### DO THIS
The material below should be written out in full and exactly; pictures stay out of the copy.

== == ==

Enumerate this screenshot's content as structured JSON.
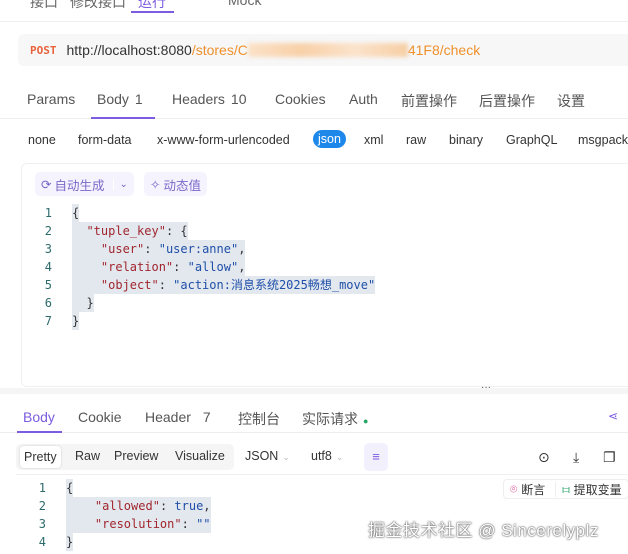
{
  "top_tabs": [
    "接口",
    "修改接口",
    "运行",
    "Mock"
  ],
  "url": {
    "method": "POST",
    "host": "http://localhost:8080",
    "path_start": "/stores/C",
    "path_end": "41F8/check"
  },
  "request_tabs": [
    {
      "label": "Params"
    },
    {
      "label": "Body",
      "count": "1"
    },
    {
      "label": "Headers",
      "count": "10"
    },
    {
      "label": "Cookies"
    },
    {
      "label": "Auth"
    },
    {
      "label": "前置操作"
    },
    {
      "label": "后置操作"
    },
    {
      "label": "设置"
    }
  ],
  "body_types": [
    "none",
    "form-data",
    "x-www-form-urlencoded",
    "json",
    "xml",
    "raw",
    "binary",
    "GraphQL",
    "msgpack"
  ],
  "editor_toolbar": {
    "auto_generate": "自动生成",
    "dynamic_value": "动态值"
  },
  "request_code": [
    {
      "n": "1",
      "t": [
        [
          "p",
          "{"
        ]
      ]
    },
    {
      "n": "2",
      "t": [
        [
          "p",
          "  "
        ],
        [
          "k",
          "\"tuple_key\""
        ],
        [
          "p",
          ": {"
        ]
      ]
    },
    {
      "n": "3",
      "t": [
        [
          "p",
          "    "
        ],
        [
          "k",
          "\"user\""
        ],
        [
          "p",
          ": "
        ],
        [
          "s",
          "\"user:anne\""
        ],
        [
          "p",
          ","
        ]
      ]
    },
    {
      "n": "4",
      "t": [
        [
          "p",
          "    "
        ],
        [
          "k",
          "\"relation\""
        ],
        [
          "p",
          ": "
        ],
        [
          "s",
          "\"allow\""
        ],
        [
          "p",
          ","
        ]
      ]
    },
    {
      "n": "5",
      "t": [
        [
          "p",
          "    "
        ],
        [
          "k",
          "\"object\""
        ],
        [
          "p",
          ": "
        ],
        [
          "s",
          "\"action:消息系统2025畅想_move\""
        ]
      ]
    },
    {
      "n": "6",
      "t": [
        [
          "p",
          "  }"
        ]
      ]
    },
    {
      "n": "7",
      "t": [
        [
          "p",
          "}"
        ]
      ]
    }
  ],
  "response_tabs": [
    {
      "label": "Body"
    },
    {
      "label": "Cookie"
    },
    {
      "label": "Header",
      "count": "7"
    },
    {
      "label": "控制台"
    },
    {
      "label": "实际请求"
    }
  ],
  "format_tabs": [
    "Pretty",
    "Raw",
    "Preview",
    "Visualize"
  ],
  "format_select": "JSON",
  "encoding_select": "utf8",
  "response_actions": {
    "assert": "断言",
    "extract": "提取变量"
  },
  "response_code": [
    {
      "n": "1",
      "t": [
        [
          "p",
          "{"
        ]
      ]
    },
    {
      "n": "2",
      "t": [
        [
          "p",
          "    "
        ],
        [
          "k",
          "\"allowed\""
        ],
        [
          "p",
          ": "
        ],
        [
          "b",
          "true"
        ],
        [
          "p",
          ","
        ]
      ]
    },
    {
      "n": "3",
      "t": [
        [
          "p",
          "    "
        ],
        [
          "k",
          "\"resolution\""
        ],
        [
          "p",
          ": "
        ],
        [
          "s",
          "\"\""
        ]
      ]
    },
    {
      "n": "4",
      "t": [
        [
          "p",
          "}"
        ]
      ]
    }
  ],
  "watermark": "掘金技术社区 @ Sincerelyplz",
  "colors": {
    "accent": "#7c5ce0",
    "method": "#e8623a",
    "json_pill": "#1e88ea",
    "count": "#2aa56a"
  }
}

== == ==

### EXERCISE SOLUTION
Enumerate this screenshot's content as structured JSON.
{
  "top_tabs": [
    "接口",
    "修改接口",
    "运行",
    "Mock"
  ],
  "url": {
    "method": "POST",
    "host": "http://localhost:8080",
    "path_start": "/stores/C",
    "path_end": "41F8/check"
  },
  "request_tabs": [
    {
      "label": "Params"
    },
    {
      "label": "Body",
      "count": "1"
    },
    {
      "label": "Headers",
      "count": "10"
    },
    {
      "label": "Cookies"
    },
    {
      "label": "Auth"
    },
    {
      "label": "前置操作"
    },
    {
      "label": "后置操作"
    },
    {
      "label": "设置"
    }
  ],
  "body_types": [
    "none",
    "form-data",
    "x-www-form-urlencoded",
    "json",
    "xml",
    "raw",
    "binary",
    "GraphQL",
    "msgpack"
  ],
  "editor_toolbar": {
    "auto_generate": "自动生成",
    "dynamic_value": "动态值"
  },
  "request_code": [
    {
      "n": "1",
      "t": [
        [
          "p",
          "{"
        ]
      ]
    },
    {
      "n": "2",
      "t": [
        [
          "p",
          "  "
        ],
        [
          "k",
          "\"tuple_key\""
        ],
        [
          "p",
          ": {"
        ]
      ]
    },
    {
      "n": "3",
      "t": [
        [
          "p",
          "    "
        ],
        [
          "k",
          "\"user\""
        ],
        [
          "p",
          ": "
        ],
        [
          "s",
          "\"user:anne\""
        ],
        [
          "p",
          ","
        ]
      ]
    },
    {
      "n": "4",
      "t": [
        [
          "p",
          "    "
        ],
        [
          "k",
          "\"relation\""
        ],
        [
          "p",
          ": "
        ],
        [
          "s",
          "\"allow\""
        ],
        [
          "p",
          ","
        ]
      ]
    },
    {
      "n": "5",
      "t": [
        [
          "p",
          "    "
        ],
        [
          "k",
          "\"object\""
        ],
        [
          "p",
          ": "
        ],
        [
          "s",
          "\"action:消息系统2025畅想_move\""
        ]
      ]
    },
    {
      "n": "6",
      "t": [
        [
          "p",
          "  }"
        ]
      ]
    },
    {
      "n": "7",
      "t": [
        [
          "p",
          "}"
        ]
      ]
    }
  ],
  "response_tabs": [
    {
      "label": "Body"
    },
    {
      "label": "Cookie"
    },
    {
      "label": "Header",
      "count": "7"
    },
    {
      "label": "控制台"
    },
    {
      "label": "实际请求"
    }
  ],
  "format_tabs": [
    "Pretty",
    "Raw",
    "Preview",
    "Visualize"
  ],
  "format_select": "JSON",
  "encoding_select": "utf8",
  "response_actions": {
    "assert": "断言",
    "extract": "提取变量"
  },
  "response_code": [
    {
      "n": "1",
      "t": [
        [
          "p",
          "{"
        ]
      ]
    },
    {
      "n": "2",
      "t": [
        [
          "p",
          "    "
        ],
        [
          "k",
          "\"allowed\""
        ],
        [
          "p",
          ": "
        ],
        [
          "b",
          "true"
        ],
        [
          "p",
          ","
        ]
      ]
    },
    {
      "n": "3",
      "t": [
        [
          "p",
          "    "
        ],
        [
          "k",
          "\"resolution\""
        ],
        [
          "p",
          ": "
        ],
        [
          "s",
          "\"\""
        ]
      ]
    },
    {
      "n": "4",
      "t": [
        [
          "p",
          "}"
        ]
      ]
    }
  ],
  "watermark": "掘金技术社区 @ Sincerelyplz",
  "colors": {
    "accent": "#7c5ce0",
    "method": "#e8623a",
    "json_pill": "#1e88ea",
    "count": "#2aa56a"
  }
}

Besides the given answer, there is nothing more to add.